→ **Task data**
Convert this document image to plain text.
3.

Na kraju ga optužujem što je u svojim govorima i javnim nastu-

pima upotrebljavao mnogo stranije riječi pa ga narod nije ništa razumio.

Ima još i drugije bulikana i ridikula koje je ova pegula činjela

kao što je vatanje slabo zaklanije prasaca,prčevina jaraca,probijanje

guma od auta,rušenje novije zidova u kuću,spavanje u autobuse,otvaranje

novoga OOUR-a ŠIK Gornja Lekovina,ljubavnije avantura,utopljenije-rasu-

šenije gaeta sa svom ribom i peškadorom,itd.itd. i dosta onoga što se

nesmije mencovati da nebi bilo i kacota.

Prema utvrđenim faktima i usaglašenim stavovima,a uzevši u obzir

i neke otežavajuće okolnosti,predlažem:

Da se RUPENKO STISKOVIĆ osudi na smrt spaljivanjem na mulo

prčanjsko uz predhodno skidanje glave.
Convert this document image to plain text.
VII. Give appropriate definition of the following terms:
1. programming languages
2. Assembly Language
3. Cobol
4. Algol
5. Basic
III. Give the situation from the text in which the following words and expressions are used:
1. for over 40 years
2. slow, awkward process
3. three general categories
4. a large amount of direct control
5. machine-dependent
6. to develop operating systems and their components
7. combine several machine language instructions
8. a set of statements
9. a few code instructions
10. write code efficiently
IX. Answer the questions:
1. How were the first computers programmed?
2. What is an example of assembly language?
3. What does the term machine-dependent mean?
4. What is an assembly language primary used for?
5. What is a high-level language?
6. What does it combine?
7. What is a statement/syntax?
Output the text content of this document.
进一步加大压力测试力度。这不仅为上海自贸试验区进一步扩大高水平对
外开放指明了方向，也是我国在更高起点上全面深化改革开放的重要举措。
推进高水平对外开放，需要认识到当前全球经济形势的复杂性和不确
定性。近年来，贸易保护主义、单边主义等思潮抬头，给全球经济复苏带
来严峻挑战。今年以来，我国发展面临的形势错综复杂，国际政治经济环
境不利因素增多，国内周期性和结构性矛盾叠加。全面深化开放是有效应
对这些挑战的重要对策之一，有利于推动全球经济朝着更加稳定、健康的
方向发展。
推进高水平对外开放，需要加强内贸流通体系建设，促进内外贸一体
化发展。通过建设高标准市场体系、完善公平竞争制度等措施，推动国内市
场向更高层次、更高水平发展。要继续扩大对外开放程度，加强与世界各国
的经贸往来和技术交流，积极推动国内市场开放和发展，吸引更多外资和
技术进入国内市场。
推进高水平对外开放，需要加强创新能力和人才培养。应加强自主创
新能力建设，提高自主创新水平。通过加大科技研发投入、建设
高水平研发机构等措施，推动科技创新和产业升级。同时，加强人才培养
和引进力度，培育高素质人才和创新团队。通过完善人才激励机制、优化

→ **What to work on**
Copy every line of the records above that contains "instructions".

→ **Solution**
7. combine several machine language instructions
9. a few code instructions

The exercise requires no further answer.